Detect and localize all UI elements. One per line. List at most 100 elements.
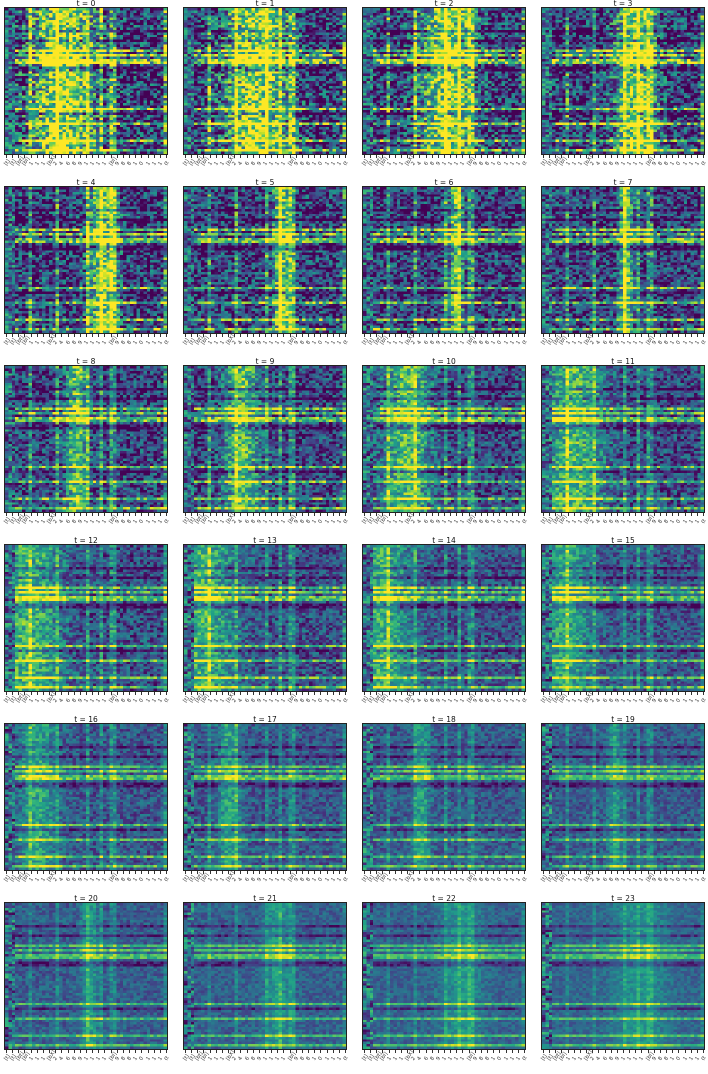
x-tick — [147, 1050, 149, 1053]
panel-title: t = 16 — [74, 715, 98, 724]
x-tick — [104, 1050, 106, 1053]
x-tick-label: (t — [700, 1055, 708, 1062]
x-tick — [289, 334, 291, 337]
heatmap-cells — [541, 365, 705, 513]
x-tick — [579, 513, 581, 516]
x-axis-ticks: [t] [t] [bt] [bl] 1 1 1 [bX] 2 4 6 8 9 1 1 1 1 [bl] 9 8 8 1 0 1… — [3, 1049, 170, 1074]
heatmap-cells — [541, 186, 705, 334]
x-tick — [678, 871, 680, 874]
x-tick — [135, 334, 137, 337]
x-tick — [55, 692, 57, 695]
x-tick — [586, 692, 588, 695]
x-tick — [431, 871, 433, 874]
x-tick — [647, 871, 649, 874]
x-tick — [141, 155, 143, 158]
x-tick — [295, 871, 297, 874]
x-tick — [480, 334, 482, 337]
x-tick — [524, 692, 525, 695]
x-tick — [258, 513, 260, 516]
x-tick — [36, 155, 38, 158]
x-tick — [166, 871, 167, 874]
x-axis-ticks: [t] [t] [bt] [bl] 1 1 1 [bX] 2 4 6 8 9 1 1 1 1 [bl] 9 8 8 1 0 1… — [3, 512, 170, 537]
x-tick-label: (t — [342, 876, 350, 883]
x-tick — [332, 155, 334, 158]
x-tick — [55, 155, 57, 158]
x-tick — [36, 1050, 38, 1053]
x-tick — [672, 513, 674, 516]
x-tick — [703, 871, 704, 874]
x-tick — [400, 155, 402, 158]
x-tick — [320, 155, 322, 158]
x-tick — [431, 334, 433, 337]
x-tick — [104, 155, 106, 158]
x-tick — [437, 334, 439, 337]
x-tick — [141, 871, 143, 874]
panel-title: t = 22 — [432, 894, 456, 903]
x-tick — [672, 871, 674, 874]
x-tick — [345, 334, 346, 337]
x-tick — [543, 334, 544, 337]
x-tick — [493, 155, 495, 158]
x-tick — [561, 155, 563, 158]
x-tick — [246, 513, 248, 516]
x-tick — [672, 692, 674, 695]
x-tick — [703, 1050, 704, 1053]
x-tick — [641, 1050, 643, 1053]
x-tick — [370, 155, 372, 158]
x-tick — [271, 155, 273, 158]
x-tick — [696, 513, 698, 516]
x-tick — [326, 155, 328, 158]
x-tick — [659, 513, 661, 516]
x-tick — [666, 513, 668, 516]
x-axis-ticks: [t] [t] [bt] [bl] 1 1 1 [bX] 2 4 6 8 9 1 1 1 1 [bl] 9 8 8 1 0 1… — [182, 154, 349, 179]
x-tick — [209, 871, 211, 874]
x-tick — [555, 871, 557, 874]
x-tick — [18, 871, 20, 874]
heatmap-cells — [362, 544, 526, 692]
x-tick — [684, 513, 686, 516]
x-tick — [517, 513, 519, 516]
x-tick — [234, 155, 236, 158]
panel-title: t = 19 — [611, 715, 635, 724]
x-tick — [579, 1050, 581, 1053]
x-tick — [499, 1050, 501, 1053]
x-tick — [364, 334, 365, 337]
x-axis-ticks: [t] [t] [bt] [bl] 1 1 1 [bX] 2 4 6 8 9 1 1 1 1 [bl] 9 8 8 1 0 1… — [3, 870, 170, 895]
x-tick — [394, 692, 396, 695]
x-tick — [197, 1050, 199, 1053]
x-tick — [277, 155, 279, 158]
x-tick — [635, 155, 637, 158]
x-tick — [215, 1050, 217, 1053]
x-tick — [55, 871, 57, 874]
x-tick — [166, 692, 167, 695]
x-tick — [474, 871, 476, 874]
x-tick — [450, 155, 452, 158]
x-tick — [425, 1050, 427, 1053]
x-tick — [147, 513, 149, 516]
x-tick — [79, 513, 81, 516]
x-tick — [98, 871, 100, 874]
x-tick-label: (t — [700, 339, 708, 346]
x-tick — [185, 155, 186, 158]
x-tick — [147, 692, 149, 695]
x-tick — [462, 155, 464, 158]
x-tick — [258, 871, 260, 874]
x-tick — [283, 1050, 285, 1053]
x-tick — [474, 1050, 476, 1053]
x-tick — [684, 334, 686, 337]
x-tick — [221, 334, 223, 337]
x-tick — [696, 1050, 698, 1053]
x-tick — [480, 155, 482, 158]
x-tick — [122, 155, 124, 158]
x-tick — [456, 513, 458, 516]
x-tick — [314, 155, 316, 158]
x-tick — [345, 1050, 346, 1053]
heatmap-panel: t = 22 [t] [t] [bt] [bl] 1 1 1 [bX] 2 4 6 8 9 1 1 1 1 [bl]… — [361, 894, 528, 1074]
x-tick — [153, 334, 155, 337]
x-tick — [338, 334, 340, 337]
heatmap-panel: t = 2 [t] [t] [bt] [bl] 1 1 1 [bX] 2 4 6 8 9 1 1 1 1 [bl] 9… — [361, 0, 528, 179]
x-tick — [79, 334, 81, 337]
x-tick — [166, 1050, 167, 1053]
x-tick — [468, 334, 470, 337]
┄┄┄┄┄┄
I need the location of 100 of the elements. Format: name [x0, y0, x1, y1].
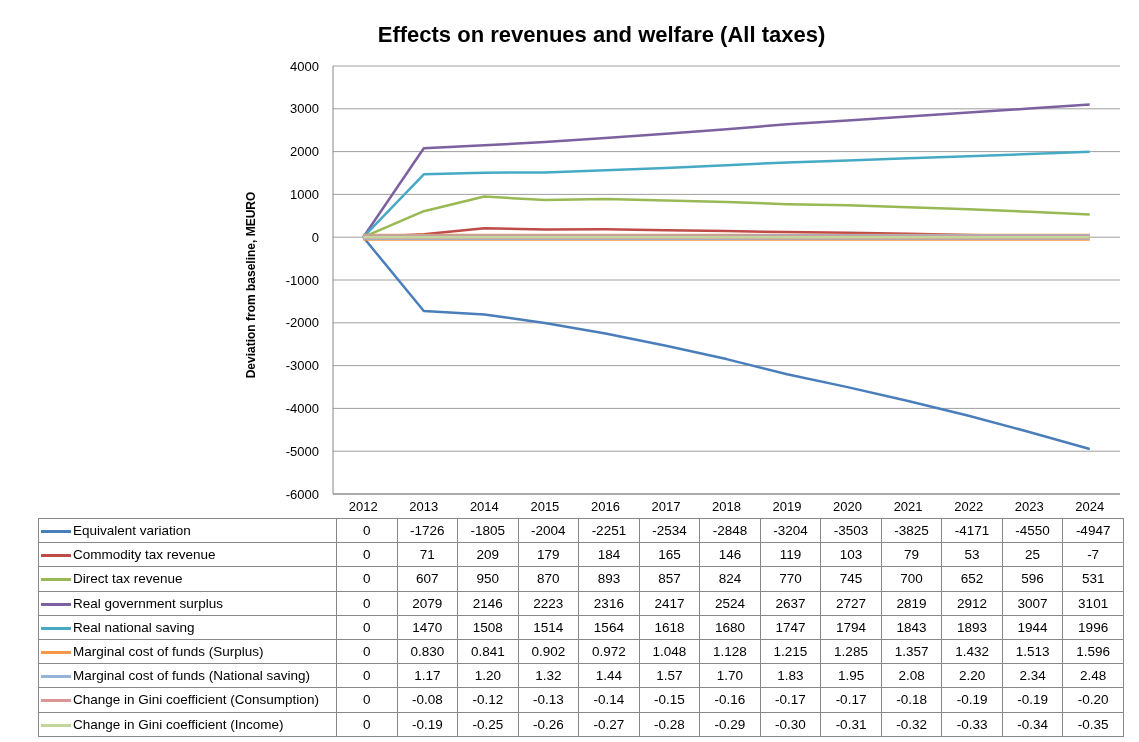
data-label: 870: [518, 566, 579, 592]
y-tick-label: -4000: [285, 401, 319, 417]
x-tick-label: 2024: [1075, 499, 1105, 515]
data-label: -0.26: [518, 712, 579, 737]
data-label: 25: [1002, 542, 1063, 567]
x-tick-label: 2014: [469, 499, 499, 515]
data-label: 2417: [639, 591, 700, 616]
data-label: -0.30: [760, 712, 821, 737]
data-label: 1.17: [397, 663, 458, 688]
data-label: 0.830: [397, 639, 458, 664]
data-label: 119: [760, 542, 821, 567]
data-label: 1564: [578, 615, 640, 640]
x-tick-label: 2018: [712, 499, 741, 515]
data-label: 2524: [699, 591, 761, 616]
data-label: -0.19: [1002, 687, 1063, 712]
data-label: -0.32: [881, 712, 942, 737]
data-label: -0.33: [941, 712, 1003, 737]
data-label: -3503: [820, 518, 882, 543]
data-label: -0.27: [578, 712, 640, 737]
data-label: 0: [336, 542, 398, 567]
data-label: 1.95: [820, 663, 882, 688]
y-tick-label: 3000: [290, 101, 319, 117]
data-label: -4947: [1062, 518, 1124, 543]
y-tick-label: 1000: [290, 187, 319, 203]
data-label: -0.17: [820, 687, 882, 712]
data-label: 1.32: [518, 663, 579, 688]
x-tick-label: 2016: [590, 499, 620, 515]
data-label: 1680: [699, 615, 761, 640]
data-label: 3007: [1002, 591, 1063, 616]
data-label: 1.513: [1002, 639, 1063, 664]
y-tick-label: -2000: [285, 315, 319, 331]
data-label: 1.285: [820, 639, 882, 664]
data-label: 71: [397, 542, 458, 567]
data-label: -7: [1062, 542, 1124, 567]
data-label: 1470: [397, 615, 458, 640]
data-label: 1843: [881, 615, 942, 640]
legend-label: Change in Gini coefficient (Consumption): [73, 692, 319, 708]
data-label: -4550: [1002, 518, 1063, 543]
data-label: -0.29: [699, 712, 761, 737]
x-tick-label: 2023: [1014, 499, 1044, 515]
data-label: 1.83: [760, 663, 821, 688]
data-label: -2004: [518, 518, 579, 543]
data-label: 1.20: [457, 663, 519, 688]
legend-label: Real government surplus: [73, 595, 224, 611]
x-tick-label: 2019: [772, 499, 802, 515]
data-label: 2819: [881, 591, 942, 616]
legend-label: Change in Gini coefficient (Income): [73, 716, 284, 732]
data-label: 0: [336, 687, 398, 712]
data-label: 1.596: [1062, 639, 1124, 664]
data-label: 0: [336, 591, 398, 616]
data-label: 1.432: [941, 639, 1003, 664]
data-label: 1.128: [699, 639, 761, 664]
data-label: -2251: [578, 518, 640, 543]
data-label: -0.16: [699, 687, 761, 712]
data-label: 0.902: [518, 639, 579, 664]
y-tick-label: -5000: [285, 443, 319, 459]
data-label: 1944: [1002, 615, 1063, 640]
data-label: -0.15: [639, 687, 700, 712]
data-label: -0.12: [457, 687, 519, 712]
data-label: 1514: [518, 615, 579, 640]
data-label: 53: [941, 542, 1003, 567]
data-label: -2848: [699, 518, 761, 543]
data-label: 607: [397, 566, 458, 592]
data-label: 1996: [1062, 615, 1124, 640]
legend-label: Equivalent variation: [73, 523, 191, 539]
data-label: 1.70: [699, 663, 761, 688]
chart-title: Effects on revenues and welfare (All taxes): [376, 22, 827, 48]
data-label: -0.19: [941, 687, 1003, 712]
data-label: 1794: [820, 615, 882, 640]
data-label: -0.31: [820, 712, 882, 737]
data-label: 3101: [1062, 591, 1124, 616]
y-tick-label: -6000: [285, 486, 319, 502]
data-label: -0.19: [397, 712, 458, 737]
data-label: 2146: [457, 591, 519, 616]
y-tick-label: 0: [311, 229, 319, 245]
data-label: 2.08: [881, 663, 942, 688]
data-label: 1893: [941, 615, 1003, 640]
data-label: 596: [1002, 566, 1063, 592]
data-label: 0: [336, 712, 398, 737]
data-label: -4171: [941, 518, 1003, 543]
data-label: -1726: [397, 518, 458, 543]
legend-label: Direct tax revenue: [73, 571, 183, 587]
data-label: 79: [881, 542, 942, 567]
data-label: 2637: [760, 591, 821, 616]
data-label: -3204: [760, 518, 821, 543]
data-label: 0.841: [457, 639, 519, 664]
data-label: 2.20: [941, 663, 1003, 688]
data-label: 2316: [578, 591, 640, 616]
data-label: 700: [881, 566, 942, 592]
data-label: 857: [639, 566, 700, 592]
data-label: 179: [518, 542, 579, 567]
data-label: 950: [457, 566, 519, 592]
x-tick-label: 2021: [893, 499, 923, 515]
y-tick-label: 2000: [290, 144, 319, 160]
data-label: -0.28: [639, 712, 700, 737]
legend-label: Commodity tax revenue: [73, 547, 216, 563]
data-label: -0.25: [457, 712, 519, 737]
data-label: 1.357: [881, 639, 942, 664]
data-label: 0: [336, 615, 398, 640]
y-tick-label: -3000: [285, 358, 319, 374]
┄┄┄┄┄┄
» What to do
Retype the lines of the listing starting at the line containing "x-tick — [147, 1050, 149, 1053]" and ending at the line containing "x-tick — [659, 513, 661, 516]", both included.

» Written solution
x-tick — [147, 1050, 149, 1053]
panel-title: t = 16 — [74, 715, 98, 724]
x-tick — [104, 1050, 106, 1053]
x-tick-label: (t — [700, 1055, 708, 1062]
x-tick — [289, 334, 291, 337]
heatmap-cells — [541, 365, 705, 513]
x-tick — [579, 513, 581, 516]
x-axis-ticks: [t] [t] [bt] [bl] 1 1 1 [bX] 2 4 6 8 9 1 1 1 1 [bl] 9 8 8 1 0 1… — [3, 1049, 170, 1074]
heatmap-cells — [541, 186, 705, 334]
x-tick — [678, 871, 680, 874]
x-tick — [135, 334, 137, 337]
x-tick — [55, 692, 57, 695]
x-tick — [586, 692, 588, 695]
x-tick — [431, 871, 433, 874]
x-tick — [647, 871, 649, 874]
x-tick — [141, 155, 143, 158]
x-tick — [295, 871, 297, 874]
x-tick — [480, 334, 482, 337]
x-tick — [524, 692, 525, 695]
x-tick — [258, 513, 260, 516]
x-tick — [36, 155, 38, 158]
x-tick — [166, 871, 167, 874]
x-axis-ticks: [t] [t] [bt] [bl] 1 1 1 [bX] 2 4 6 8 9 1 1 1 1 [bl] 9 8 8 1 0 1… — [3, 512, 170, 537]
x-tick-label: (t — [342, 876, 350, 883]
x-tick — [332, 155, 334, 158]
x-tick — [55, 155, 57, 158]
x-tick — [36, 1050, 38, 1053]
x-tick — [672, 513, 674, 516]
x-tick — [703, 871, 704, 874]
x-tick — [400, 155, 402, 158]
x-tick — [320, 155, 322, 158]
x-tick — [431, 334, 433, 337]
x-tick — [104, 155, 106, 158]
x-tick — [437, 334, 439, 337]
x-tick — [141, 871, 143, 874]
panel-title: t = 22 — [432, 894, 456, 903]
x-tick — [672, 871, 674, 874]
x-tick — [345, 334, 346, 337]
x-tick — [543, 334, 544, 337]
x-tick — [493, 155, 495, 158]
x-tick — [561, 155, 563, 158]
x-tick — [246, 513, 248, 516]
x-tick — [672, 692, 674, 695]
x-tick — [703, 1050, 704, 1053]
x-tick — [641, 1050, 643, 1053]
x-tick — [370, 155, 372, 158]
x-tick — [271, 155, 273, 158]
x-tick — [696, 513, 698, 516]
x-tick — [326, 155, 328, 158]
x-tick — [659, 513, 661, 516]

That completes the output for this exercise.